* _Exercise goal_
Rewrite the listing below so that every "check-icon" becomes "tick-icon", with all other text left unchanged.

[Layout annotation data]

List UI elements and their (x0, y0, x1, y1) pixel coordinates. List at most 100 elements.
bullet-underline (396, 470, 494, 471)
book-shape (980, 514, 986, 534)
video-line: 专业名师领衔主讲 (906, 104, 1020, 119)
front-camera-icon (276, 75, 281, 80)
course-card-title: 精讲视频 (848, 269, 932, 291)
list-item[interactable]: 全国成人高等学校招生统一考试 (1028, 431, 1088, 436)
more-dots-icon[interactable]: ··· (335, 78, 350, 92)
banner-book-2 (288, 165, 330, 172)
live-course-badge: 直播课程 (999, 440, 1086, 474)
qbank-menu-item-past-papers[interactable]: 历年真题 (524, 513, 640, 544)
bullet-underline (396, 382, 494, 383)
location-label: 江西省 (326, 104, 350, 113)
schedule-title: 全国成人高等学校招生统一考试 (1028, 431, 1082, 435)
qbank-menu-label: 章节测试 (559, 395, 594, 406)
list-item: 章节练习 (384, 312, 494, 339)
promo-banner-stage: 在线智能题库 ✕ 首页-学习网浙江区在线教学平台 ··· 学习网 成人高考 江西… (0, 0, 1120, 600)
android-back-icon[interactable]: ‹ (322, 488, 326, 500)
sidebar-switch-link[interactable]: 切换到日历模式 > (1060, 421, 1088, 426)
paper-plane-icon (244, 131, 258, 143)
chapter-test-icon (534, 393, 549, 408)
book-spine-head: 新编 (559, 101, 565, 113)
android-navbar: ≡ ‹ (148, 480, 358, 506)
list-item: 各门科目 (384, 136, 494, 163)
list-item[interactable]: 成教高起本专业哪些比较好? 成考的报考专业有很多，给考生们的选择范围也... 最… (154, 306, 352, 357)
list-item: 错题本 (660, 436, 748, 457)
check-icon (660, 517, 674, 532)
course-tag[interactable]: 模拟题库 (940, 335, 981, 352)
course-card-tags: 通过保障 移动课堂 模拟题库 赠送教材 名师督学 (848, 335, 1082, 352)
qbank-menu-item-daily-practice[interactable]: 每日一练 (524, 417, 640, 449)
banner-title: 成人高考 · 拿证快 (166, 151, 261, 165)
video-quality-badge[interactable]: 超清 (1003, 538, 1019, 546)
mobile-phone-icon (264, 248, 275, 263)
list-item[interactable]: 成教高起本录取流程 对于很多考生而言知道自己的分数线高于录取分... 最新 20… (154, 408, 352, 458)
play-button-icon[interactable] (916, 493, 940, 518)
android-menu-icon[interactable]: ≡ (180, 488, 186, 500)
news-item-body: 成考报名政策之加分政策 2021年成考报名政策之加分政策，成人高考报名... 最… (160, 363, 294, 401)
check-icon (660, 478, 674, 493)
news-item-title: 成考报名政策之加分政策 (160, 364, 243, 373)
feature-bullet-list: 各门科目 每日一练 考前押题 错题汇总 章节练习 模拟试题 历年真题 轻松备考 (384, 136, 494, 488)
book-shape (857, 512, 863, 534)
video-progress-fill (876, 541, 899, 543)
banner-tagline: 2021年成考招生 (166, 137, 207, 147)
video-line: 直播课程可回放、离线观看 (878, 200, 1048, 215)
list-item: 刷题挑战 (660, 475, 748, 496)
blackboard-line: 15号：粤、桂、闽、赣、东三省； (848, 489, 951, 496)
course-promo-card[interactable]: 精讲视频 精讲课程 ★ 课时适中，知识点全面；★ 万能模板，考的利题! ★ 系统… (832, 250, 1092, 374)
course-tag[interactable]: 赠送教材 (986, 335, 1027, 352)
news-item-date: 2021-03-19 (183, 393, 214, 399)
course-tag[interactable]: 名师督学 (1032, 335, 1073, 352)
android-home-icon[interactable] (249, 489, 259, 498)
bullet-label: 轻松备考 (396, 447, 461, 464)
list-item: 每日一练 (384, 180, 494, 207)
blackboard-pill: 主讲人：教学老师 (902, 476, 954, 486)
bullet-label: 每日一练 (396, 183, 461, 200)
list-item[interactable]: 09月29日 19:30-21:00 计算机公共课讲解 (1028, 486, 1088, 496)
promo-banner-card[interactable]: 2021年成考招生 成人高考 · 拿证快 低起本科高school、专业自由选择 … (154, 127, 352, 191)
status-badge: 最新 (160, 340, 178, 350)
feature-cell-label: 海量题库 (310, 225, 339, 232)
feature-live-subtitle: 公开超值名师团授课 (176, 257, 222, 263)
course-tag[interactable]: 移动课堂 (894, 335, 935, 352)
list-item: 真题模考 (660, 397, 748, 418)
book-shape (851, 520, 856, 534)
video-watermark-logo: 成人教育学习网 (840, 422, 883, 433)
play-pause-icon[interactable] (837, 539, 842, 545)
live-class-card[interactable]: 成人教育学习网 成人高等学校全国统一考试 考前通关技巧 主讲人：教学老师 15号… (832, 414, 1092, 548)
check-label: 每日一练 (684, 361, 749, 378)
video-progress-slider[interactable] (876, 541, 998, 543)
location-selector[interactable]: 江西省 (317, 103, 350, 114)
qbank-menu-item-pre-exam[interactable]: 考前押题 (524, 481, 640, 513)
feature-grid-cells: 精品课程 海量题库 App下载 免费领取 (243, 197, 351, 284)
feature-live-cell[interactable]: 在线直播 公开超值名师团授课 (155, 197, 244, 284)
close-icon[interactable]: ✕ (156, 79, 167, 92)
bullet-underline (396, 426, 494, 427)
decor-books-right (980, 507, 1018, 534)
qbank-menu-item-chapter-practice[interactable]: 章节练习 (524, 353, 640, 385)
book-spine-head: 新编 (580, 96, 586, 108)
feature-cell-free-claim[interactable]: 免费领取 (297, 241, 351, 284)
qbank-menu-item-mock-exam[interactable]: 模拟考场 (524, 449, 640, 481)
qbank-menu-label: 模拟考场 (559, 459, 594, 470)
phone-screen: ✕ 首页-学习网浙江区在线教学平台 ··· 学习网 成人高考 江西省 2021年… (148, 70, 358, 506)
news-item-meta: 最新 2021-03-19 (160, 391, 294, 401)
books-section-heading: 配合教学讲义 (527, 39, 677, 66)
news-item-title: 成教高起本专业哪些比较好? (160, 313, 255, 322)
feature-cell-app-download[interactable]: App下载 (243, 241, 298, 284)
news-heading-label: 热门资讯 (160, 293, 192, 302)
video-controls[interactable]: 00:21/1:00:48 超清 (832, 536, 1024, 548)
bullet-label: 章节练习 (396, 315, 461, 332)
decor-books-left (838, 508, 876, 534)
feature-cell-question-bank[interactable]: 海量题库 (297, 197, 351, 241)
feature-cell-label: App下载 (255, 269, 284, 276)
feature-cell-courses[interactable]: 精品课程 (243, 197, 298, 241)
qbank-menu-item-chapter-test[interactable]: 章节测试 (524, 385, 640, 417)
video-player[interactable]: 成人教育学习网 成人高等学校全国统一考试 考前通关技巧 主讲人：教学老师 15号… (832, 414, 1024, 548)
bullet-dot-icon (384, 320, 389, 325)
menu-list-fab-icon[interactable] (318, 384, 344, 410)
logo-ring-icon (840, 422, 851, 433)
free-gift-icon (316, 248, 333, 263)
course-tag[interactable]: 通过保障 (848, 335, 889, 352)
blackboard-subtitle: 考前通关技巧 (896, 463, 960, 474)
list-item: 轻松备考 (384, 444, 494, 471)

* _In response_
List UI elements and their (x0, y0, x1, y1) pixel coordinates. List at most 100 elements.
bullet-underline (396, 470, 494, 471)
book-shape (980, 514, 986, 534)
video-line: 专业名师领衔主讲 (906, 104, 1020, 119)
front-camera-icon (276, 75, 281, 80)
course-card-title: 精讲视频 (848, 269, 932, 291)
list-item[interactable]: 全国成人高等学校招生统一考试 (1028, 431, 1088, 436)
more-dots-icon[interactable]: ··· (335, 78, 350, 92)
banner-book-2 (288, 165, 330, 172)
live-course-badge: 直播课程 (999, 440, 1086, 474)
qbank-menu-item-past-papers[interactable]: 历年真题 (524, 513, 640, 544)
bullet-underline (396, 382, 494, 383)
location-label: 江西省 (326, 104, 350, 113)
schedule-title: 全国成人高等学校招生统一考试 (1028, 431, 1082, 435)
qbank-menu-label: 章节测试 (559, 395, 594, 406)
list-item: 章节练习 (384, 312, 494, 339)
promo-banner-stage: 在线智能题库 ✕ 首页-学习网浙江区在线教学平台 ··· 学习网 成人高考 江西… (0, 0, 1120, 600)
android-back-icon[interactable]: ‹ (322, 488, 326, 500)
sidebar-switch-link[interactable]: 切换到日历模式 > (1060, 421, 1088, 426)
paper-plane-icon (244, 131, 258, 143)
chapter-test-icon (534, 393, 549, 408)
book-spine-head: 新编 (559, 101, 565, 113)
android-navbar: ≡ ‹ (148, 480, 358, 506)
list-item: 各门科目 (384, 136, 494, 163)
list-item[interactable]: 成教高起本专业哪些比较好? 成考的报考专业有很多，给考生们的选择范围也... 最… (154, 306, 352, 357)
list-item: 错题本 (660, 436, 748, 457)
tick-icon (660, 517, 674, 532)
course-tag[interactable]: 模拟题库 (940, 335, 981, 352)
course-card-tags: 通过保障 移动课堂 模拟题库 赠送教材 名师督学 (848, 335, 1082, 352)
qbank-menu-item-daily-practice[interactable]: 每日一练 (524, 417, 640, 449)
banner-title: 成人高考 · 拿证快 (166, 151, 261, 165)
video-quality-badge[interactable]: 超清 (1003, 538, 1019, 546)
mobile-phone-icon (264, 248, 275, 263)
list-item[interactable]: 成教高起本录取流程 对于很多考生而言知道自己的分数线高于录取分... 最新 20… (154, 408, 352, 458)
play-button-icon[interactable] (916, 493, 940, 518)
android-menu-icon[interactable]: ≡ (180, 488, 186, 500)
news-item-body: 成考报名政策之加分政策 2021年成考报名政策之加分政策，成人高考报名... 最… (160, 363, 294, 401)
tick-icon (660, 478, 674, 493)
news-item-title: 成考报名政策之加分政策 (160, 364, 243, 373)
feature-bullet-list: 各门科目 每日一练 考前押题 错题汇总 章节练习 模拟试题 历年真题 轻松备考 (384, 136, 494, 488)
book-shape (857, 512, 863, 534)
video-progress-fill (876, 541, 899, 543)
banner-tagline: 2021年成考招生 (166, 137, 207, 147)
video-line: 直播课程可回放、离线观看 (878, 200, 1048, 215)
list-item: 刷题挑战 (660, 475, 748, 496)
blackboard-line: 15号：粤、桂、闽、赣、东三省； (848, 489, 951, 496)
course-promo-card[interactable]: 精讲视频 精讲课程 ★ 课时适中，知识点全面；★ 万能模板，考的利题! ★ 系统… (832, 250, 1092, 374)
course-tag[interactable]: 赠送教材 (986, 335, 1027, 352)
news-item-date: 2021-03-19 (183, 393, 214, 399)
course-tag[interactable]: 名师督学 (1032, 335, 1073, 352)
android-home-icon[interactable] (249, 489, 259, 498)
bullet-label: 轻松备考 (396, 447, 461, 464)
list-item: 每日一练 (384, 180, 494, 207)
blackboard-pill: 主讲人：教学老师 (902, 476, 954, 486)
bullet-label: 每日一练 (396, 183, 461, 200)
list-item[interactable]: 09月29日 19:30-21:00 计算机公共课讲解 (1028, 486, 1088, 496)
promo-banner-card[interactable]: 2021年成考招生 成人高考 · 拿证快 低起本科高school、专业自由选择 … (154, 127, 352, 191)
status-badge: 最新 (160, 340, 178, 350)
feature-cell-label: 海量题库 (310, 225, 339, 232)
feature-live-subtitle: 公开超值名师团授课 (176, 257, 222, 263)
course-tag[interactable]: 移动课堂 (894, 335, 935, 352)
list-item: 真题模考 (660, 397, 748, 418)
book-shape (851, 520, 856, 534)
video-watermark-logo: 成人教育学习网 (840, 422, 883, 433)
play-pause-icon[interactable] (837, 539, 842, 545)
live-class-card[interactable]: 成人教育学习网 成人高等学校全国统一考试 考前通关技巧 主讲人：教学老师 15号… (832, 414, 1092, 548)
check-label: 每日一练 (684, 361, 749, 378)
video-progress-slider[interactable] (876, 541, 998, 543)
location-selector[interactable]: 江西省 (317, 103, 350, 114)
qbank-menu-item-pre-exam[interactable]: 考前押题 (524, 481, 640, 513)
feature-grid-cells: 精品课程 海量题库 App下载 免费领取 (243, 197, 351, 284)
feature-live-cell[interactable]: 在线直播 公开超值名师团授课 (155, 197, 244, 284)
close-icon[interactable]: ✕ (156, 79, 167, 92)
bullet-underline (396, 426, 494, 427)
decor-books-right (980, 507, 1018, 534)
qbank-menu-item-chapter-practice[interactable]: 章节练习 (524, 353, 640, 385)
book-spine-head: 新编 (580, 96, 586, 108)
feature-cell-free-claim[interactable]: 免费领取 (297, 241, 351, 284)
qbank-menu-item-mock-exam[interactable]: 模拟考场 (524, 449, 640, 481)
qbank-menu-label: 模拟考场 (559, 459, 594, 470)
phone-screen: ✕ 首页-学习网浙江区在线教学平台 ··· 学习网 成人高考 江西省 2021年… (148, 70, 358, 506)
news-item-meta: 最新 2021-03-19 (160, 391, 294, 401)
books-section-heading: 配合教学讲义 (527, 39, 677, 66)
news-item-title: 成教高起本专业哪些比较好? (160, 313, 255, 322)
feature-cell-app-download[interactable]: App下载 (243, 241, 298, 284)
news-heading-label: 热门资讯 (160, 293, 192, 302)
video-controls[interactable]: 00:21/1:00:48 超清 (832, 536, 1024, 548)
bullet-label: 章节练习 (396, 315, 461, 332)
decor-books-left (838, 508, 876, 534)
feature-cell-question-bank[interactable]: 海量题库 (297, 197, 351, 241)
feature-cell-label: App下载 (255, 269, 284, 276)
feature-cell-courses[interactable]: 精品课程 (243, 197, 298, 241)
qbank-menu-item-chapter-test[interactable]: 章节测试 (524, 385, 640, 417)
video-player[interactable]: 成人教育学习网 成人高等学校全国统一考试 考前通关技巧 主讲人：教学老师 15号… (832, 414, 1024, 548)
bullet-dot-icon (384, 320, 389, 325)
menu-list-fab-icon[interactable] (318, 384, 344, 410)
logo-ring-icon (840, 422, 851, 433)
free-gift-icon (316, 248, 333, 263)
course-tag[interactable]: 通过保障 (848, 335, 889, 352)
blackboard-subtitle: 考前通关技巧 (896, 463, 960, 474)
list-item: 轻松备考 (384, 444, 494, 471)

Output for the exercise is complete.